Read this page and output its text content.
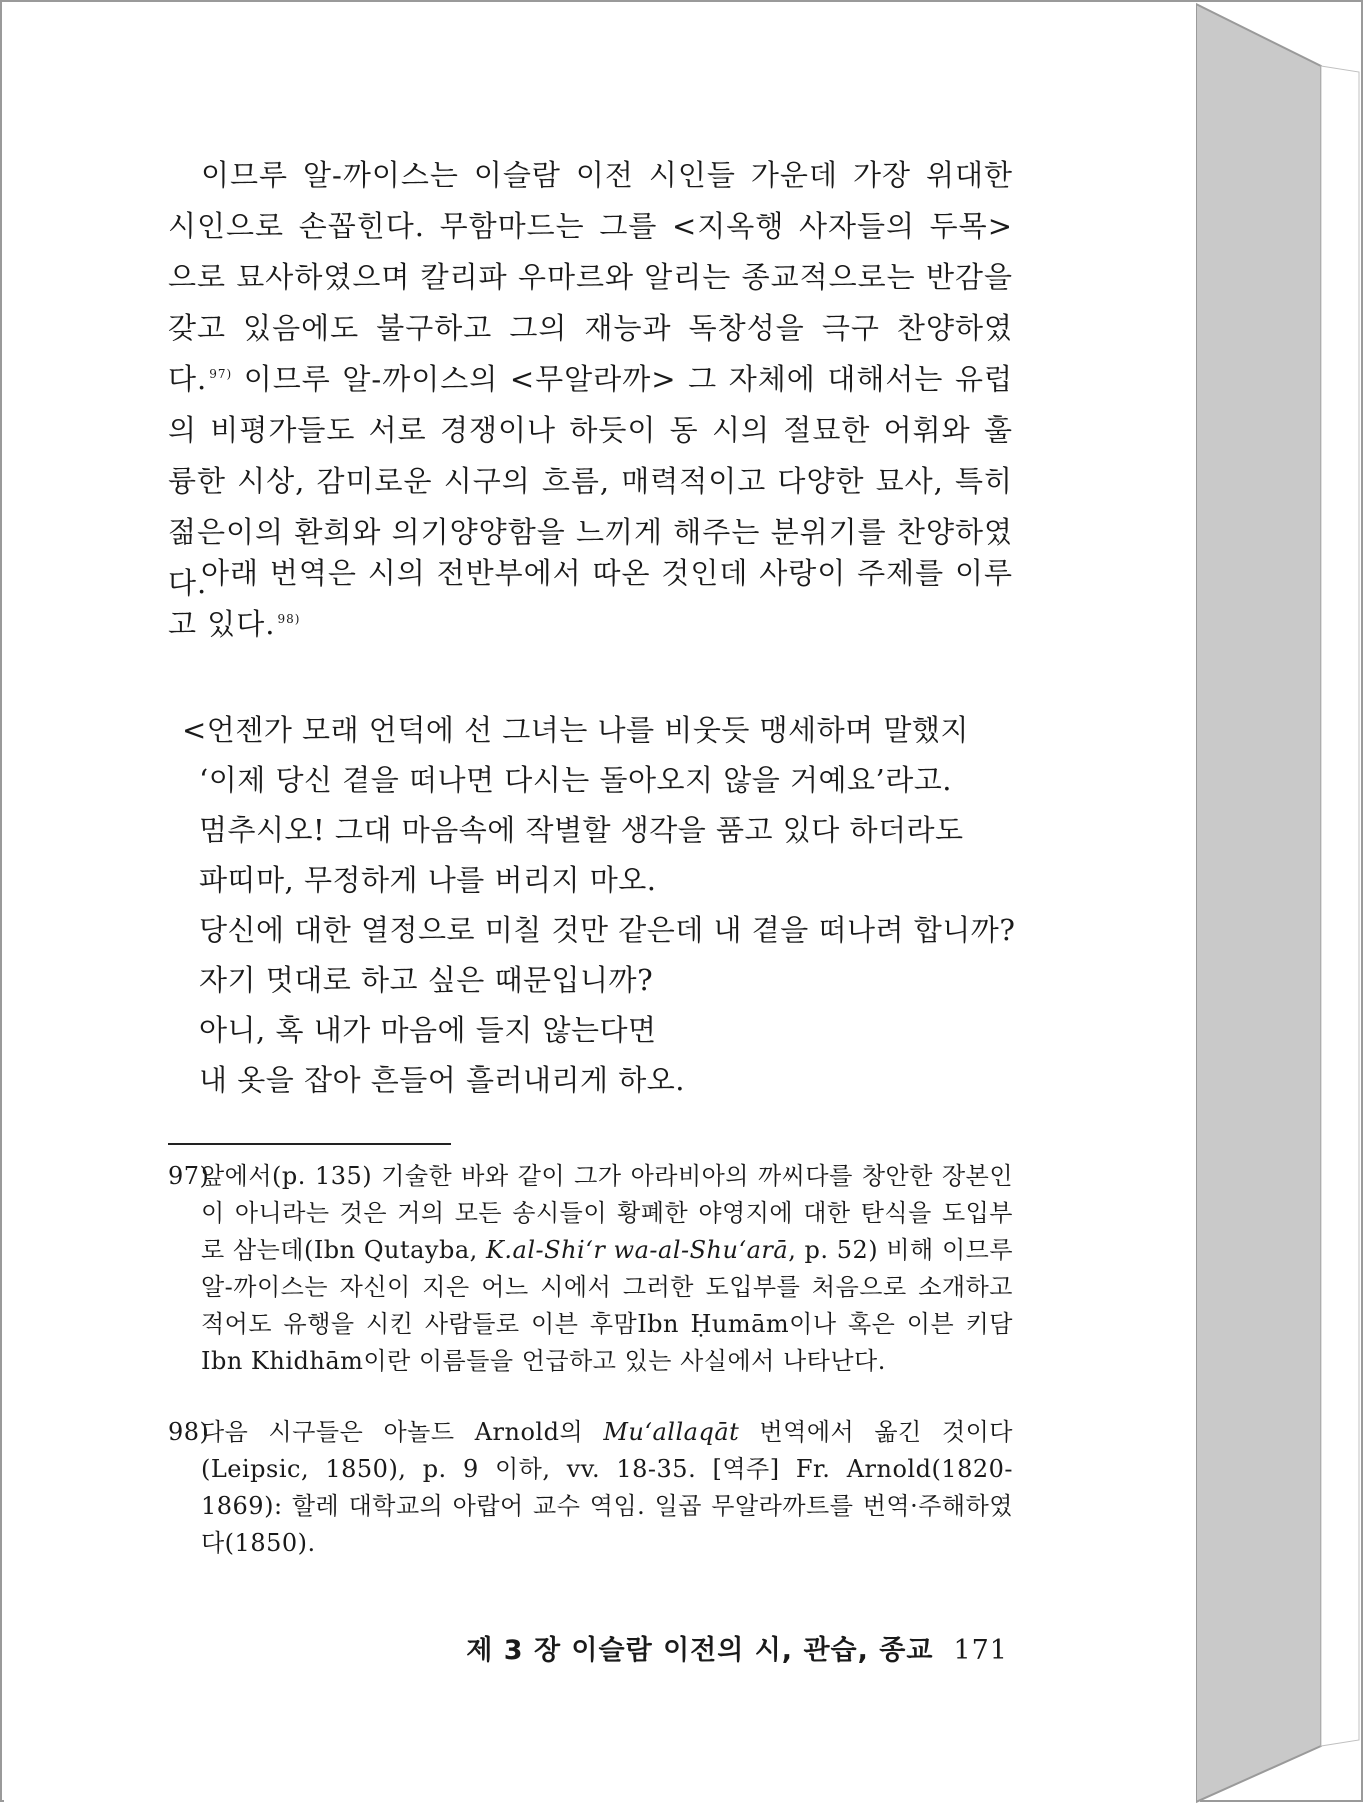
이므루 알-까이스는 이슬람 이전 시인들 가운데 가장 위대한 시인으로 손꼽힌다. 무함마드는 그를 <지옥행 사자들의 두목>으로 묘사하였으며 칼리파 우마르와 알리는 종교적으로는 반감을 갖고 있음에도 불구하고 그의 재능과 독창성을 극구 찬양하였다. $^{97)}$ 이므루 알-까이스의 <무알라까> 그 자체에 대해서는 유럽의 비평가들도 서로 경쟁이나 하듯이 동 시의 절묘한 어휘와 훌륭한 시상, 감미로운 시구의 흐름, 매력적이고 다양한 묘사, 특히 젊은이의 환희와 의기양양함을 느끼게 해주는 분위기를 찬양하였다.
아래 번역은 시의 전반부에서 따온 것인데 사랑이 주제를 이루고 있다. $^{98)}$
<언젠가 모래 언덕에 선 그녀는 나를 비웃듯 맹세하며 말했지
‘이제 당신 곁을 떠나면 다시는 돌아오지 않을 거예요’라고.
멈추시오! 그대 마음속에 작별할 생각을 품고 있다 하더라도
파띠마, 무정하게 나를 버리지 마오.
당신에 대한 열정으로 미칠 것만 같은데 내 곁을 떠나려 합니까?
자기 멋대로 하고 싶은 때문입니까?
아니, 혹 내가 마음에 들지 않는다면
내 옷을 잡아 흔들어 흘러내리게 하오.
97)
앞에서(p. 135) 기술한 바와 같이 그가 아라비아의 까씨다를 창안한 장본인이 아니라는 것은 거의 모든 송시들이 황폐한 야영지에 대한 탄식을 도입부로 삼는데(Ibn Qutayba, K.al-Shi‘r wa-al-Shu‘arā, p. 52) 비해 이므루 알-까이스는 자신이 지은 어느 시에서 그러한 도입부를 처음으로 소개하고 적어도 유행을 시킨 사람들로 이븐 후맘Ibn Ḥumām이나 혹은 이븐 키담Ibn Khidhām이란 이름들을 언급하고 있는 사실에서 나타난다.
98)
다음 시구들은 아놀드 Arnold의 Mu‘allaqāt 번역에서 옮긴 것이다(Leipsic, 1850), p. 9 이하, vv. 18-35. [역주] Fr. Arnold(1820-1869): 할레 대학교의 아랍어 교수 역임. 일곱 무알라까트를 번역·주해하였다(1850).
제 3 장 이슬람 이전의 시, 관습, 종교 171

**Work instructions:**
Leave out the pictures and transcribe everything else exactly.

**Reply to the task:**
Read this page and output its text content.
이므루 알-까이스는 이슬람 이전 시인들 가운데 가장 위대한 시인으로 손꼽힌다. 무함마드는 그를 <지옥행 사자들의 두목>으로 묘사하였으며 칼리파 우마르와 알리는 종교적으로는 반감을 갖고 있음에도 불구하고 그의 재능과 독창성을 극구 찬양하였다. $^{97)}$ 이므루 알-까이스의 <무알라까> 그 자체에 대해서는 유럽의 비평가들도 서로 경쟁이나 하듯이 동 시의 절묘한 어휘와 훌륭한 시상, 감미로운 시구의 흐름, 매력적이고 다양한 묘사, 특히 젊은이의 환희와 의기양양함을 느끼게 해주는 분위기를 찬양하였다.
아래 번역은 시의 전반부에서 따온 것인데 사랑이 주제를 이루고 있다. $^{98)}$
<언젠가 모래 언덕에 선 그녀는 나를 비웃듯 맹세하며 말했지
‘이제 당신 곁을 떠나면 다시는 돌아오지 않을 거예요’라고.
멈추시오! 그대 마음속에 작별할 생각을 품고 있다 하더라도
파띠마, 무정하게 나를 버리지 마오.
당신에 대한 열정으로 미칠 것만 같은데 내 곁을 떠나려 합니까?
자기 멋대로 하고 싶은 때문입니까?
아니, 혹 내가 마음에 들지 않는다면
내 옷을 잡아 흔들어 흘러내리게 하오.
97)
앞에서(p. 135) 기술한 바와 같이 그가 아라비아의 까씨다를 창안한 장본인이 아니라는 것은 거의 모든 송시들이 황폐한 야영지에 대한 탄식을 도입부로 삼는데(Ibn Qutayba, K.al-Shi‘r wa-al-Shu‘arā, p. 52) 비해 이므루 알-까이스는 자신이 지은 어느 시에서 그러한 도입부를 처음으로 소개하고 적어도 유행을 시킨 사람들로 이븐 후맘Ibn Ḥumām이나 혹은 이븐 키담Ibn Khidhām이란 이름들을 언급하고 있는 사실에서 나타난다.
98)
다음 시구들은 아놀드 Arnold의 Mu‘allaqāt 번역에서 옮긴 것이다(Leipsic, 1850), p. 9 이하, vv. 18-35. [역주] Fr. Arnold(1820-1869): 할레 대학교의 아랍어 교수 역임. 일곱 무알라까트를 번역·주해하였다(1850).
제 3 장 이슬람 이전의 시, 관습, 종교 171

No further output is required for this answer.